╔══

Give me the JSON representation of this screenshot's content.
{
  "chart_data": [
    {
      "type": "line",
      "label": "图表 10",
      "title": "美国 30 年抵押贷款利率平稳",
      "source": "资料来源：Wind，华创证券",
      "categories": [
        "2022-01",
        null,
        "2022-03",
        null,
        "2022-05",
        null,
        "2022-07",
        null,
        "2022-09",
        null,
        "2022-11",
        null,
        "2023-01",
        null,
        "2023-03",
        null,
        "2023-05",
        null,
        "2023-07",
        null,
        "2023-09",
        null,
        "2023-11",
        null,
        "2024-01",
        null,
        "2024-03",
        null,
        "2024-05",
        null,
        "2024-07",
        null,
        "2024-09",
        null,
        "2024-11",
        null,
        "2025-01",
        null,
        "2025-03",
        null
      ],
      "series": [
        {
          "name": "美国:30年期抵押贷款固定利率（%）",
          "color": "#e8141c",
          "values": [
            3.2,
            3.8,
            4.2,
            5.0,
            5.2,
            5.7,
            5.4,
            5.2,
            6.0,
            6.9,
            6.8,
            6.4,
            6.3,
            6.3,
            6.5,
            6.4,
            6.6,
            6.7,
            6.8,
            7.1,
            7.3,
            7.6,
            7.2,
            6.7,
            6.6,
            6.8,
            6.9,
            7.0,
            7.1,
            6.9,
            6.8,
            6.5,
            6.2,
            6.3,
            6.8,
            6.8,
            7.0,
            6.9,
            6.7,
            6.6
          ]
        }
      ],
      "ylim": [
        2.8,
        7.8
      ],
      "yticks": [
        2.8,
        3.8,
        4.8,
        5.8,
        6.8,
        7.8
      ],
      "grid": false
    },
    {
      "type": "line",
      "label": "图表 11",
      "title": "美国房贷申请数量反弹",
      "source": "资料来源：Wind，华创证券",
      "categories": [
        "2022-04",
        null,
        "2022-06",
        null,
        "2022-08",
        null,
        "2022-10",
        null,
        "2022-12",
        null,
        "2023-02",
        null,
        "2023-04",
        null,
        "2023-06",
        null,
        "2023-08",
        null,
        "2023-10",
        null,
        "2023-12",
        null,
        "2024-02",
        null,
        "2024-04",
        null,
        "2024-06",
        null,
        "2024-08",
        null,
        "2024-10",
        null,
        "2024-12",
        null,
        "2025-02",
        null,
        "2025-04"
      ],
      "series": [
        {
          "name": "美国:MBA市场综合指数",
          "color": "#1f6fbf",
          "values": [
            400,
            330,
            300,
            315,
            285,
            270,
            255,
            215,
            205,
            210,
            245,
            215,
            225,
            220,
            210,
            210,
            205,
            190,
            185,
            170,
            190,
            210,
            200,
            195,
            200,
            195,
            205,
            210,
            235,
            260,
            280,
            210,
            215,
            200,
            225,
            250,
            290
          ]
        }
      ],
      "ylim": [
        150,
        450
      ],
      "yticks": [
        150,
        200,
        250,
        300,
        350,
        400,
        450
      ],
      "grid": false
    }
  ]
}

╚══

| BRIEF |
Your task is to quote all of the data word for word.

| TASK SOLUTION |
Give me the JSON representation of this screenshot's content.
{
  "chart_data": [
    {
      "type": "line",
      "label": "图表 10",
      "title": "美国 30 年抵押贷款利率平稳",
      "source": "资料来源：Wind，华创证券",
      "categories": [
        "2022-01",
        null,
        "2022-03",
        null,
        "2022-05",
        null,
        "2022-07",
        null,
        "2022-09",
        null,
        "2022-11",
        null,
        "2023-01",
        null,
        "2023-03",
        null,
        "2023-05",
        null,
        "2023-07",
        null,
        "2023-09",
        null,
        "2023-11",
        null,
        "2024-01",
        null,
        "2024-03",
        null,
        "2024-05",
        null,
        "2024-07",
        null,
        "2024-09",
        null,
        "2024-11",
        null,
        "2025-01",
        null,
        "2025-03",
        null
      ],
      "series": [
        {
          "name": "美国:30年期抵押贷款固定利率（%）",
          "color": "#e8141c",
          "values": [
            3.2,
            3.8,
            4.2,
            5.0,
            5.2,
            5.7,
            5.4,
            5.2,
            6.0,
            6.9,
            6.8,
            6.4,
            6.3,
            6.3,
            6.5,
            6.4,
            6.6,
            6.7,
            6.8,
            7.1,
            7.3,
            7.6,
            7.2,
            6.7,
            6.6,
            6.8,
            6.9,
            7.0,
            7.1,
            6.9,
            6.8,
            6.5,
            6.2,
            6.3,
            6.8,
            6.8,
            7.0,
            6.9,
            6.7,
            6.6
          ]
        }
      ],
      "ylim": [
        2.8,
        7.8
      ],
      "yticks": [
        2.8,
        3.8,
        4.8,
        5.8,
        6.8,
        7.8
      ],
      "grid": false
    },
    {
      "type": "line",
      "label": "图表 11",
      "title": "美国房贷申请数量反弹",
      "source": "资料来源：Wind，华创证券",
      "categories": [
        "2022-04",
        null,
        "2022-06",
        null,
        "2022-08",
        null,
        "2022-10",
        null,
        "2022-12",
        null,
        "2023-02",
        null,
        "2023-04",
        null,
        "2023-06",
        null,
        "2023-08",
        null,
        "2023-10",
        null,
        "2023-12",
        null,
        "2024-02",
        null,
        "2024-04",
        null,
        "2024-06",
        null,
        "2024-08",
        null,
        "2024-10",
        null,
        "2024-12",
        null,
        "2025-02",
        null,
        "2025-04"
      ],
      "series": [
        {
          "name": "美国:MBA市场综合指数",
          "color": "#1f6fbf",
          "values": [
            400,
            330,
            300,
            315,
            285,
            270,
            255,
            215,
            205,
            210,
            245,
            215,
            225,
            220,
            210,
            210,
            205,
            190,
            185,
            170,
            190,
            210,
            200,
            195,
            200,
            195,
            205,
            210,
            235,
            260,
            280,
            210,
            215,
            200,
            225,
            250,
            290
          ]
        }
      ],
      "ylim": [
        150,
        450
      ],
      "yticks": [
        150,
        200,
        250,
        300,
        350,
        400,
        450
      ],
      "grid": false
    }
  ]
}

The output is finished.